■ **GIVEN RECORDS**:
+++++
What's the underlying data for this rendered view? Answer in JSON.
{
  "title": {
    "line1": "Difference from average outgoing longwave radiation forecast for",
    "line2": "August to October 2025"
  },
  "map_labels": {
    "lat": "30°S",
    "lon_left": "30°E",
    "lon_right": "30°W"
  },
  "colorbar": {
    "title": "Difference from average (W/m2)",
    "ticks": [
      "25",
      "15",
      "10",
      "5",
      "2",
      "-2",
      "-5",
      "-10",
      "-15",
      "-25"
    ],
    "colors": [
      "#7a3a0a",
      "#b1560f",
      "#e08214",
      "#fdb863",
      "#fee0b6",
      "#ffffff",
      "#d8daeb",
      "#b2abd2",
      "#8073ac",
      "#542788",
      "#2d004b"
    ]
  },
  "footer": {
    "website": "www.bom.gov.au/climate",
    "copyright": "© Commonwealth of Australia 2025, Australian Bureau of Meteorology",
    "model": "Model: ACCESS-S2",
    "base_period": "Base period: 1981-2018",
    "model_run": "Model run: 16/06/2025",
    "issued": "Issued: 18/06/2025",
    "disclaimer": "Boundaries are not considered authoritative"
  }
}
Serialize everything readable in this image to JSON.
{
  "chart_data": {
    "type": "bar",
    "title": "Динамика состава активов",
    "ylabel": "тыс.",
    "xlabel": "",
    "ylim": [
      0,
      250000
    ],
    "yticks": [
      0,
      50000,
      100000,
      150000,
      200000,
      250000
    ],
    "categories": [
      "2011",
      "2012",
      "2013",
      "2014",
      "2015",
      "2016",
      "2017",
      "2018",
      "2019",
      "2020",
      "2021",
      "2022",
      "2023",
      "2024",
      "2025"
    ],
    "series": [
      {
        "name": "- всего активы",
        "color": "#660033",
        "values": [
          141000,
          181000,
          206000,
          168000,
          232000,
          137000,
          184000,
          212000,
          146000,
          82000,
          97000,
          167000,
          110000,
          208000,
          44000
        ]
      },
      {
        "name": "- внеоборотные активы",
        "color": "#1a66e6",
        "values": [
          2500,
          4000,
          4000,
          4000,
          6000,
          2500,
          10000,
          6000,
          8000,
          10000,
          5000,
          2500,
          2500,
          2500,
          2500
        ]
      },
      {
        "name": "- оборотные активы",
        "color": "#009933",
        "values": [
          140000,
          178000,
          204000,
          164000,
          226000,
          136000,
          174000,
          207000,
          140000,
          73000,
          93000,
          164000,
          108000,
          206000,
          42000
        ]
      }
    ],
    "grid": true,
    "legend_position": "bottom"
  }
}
+++++
■ **DESCRIPTION OF THE TASK**:
Check each line of the entries for the string "активы". Copy the lines that have it.

■ **CORRECT RESPONSE**:
        "name": "- всего активы",
        "name": "- внеоборотные активы",
        "name": "- оборотные активы",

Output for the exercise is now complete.